— Begin Information supplied —
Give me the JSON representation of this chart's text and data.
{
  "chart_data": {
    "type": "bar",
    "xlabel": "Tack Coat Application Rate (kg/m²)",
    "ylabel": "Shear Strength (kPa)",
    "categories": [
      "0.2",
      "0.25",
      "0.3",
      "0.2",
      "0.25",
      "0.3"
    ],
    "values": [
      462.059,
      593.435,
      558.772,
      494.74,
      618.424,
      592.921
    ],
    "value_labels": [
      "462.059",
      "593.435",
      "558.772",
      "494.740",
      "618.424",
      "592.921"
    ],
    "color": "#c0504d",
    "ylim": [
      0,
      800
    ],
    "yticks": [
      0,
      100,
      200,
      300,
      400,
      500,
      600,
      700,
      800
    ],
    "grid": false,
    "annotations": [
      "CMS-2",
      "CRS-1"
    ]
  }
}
— End Information supplied —
Word for word, extract all the records.

§ **Exercise answer**:
Give me the JSON representation of this chart's text and data.
{
  "chart_data": {
    "type": "bar",
    "xlabel": "Tack Coat Application Rate (kg/m²)",
    "ylabel": "Shear Strength (kPa)",
    "categories": [
      "0.2",
      "0.25",
      "0.3",
      "0.2",
      "0.25",
      "0.3"
    ],
    "values": [
      462.059,
      593.435,
      558.772,
      494.74,
      618.424,
      592.921
    ],
    "value_labels": [
      "462.059",
      "593.435",
      "558.772",
      "494.740",
      "618.424",
      "592.921"
    ],
    "color": "#c0504d",
    "ylim": [
      0,
      800
    ],
    "yticks": [
      0,
      100,
      200,
      300,
      400,
      500,
      600,
      700,
      800
    ],
    "grid": false,
    "annotations": [
      "CMS-2",
      "CRS-1"
    ]
  }
}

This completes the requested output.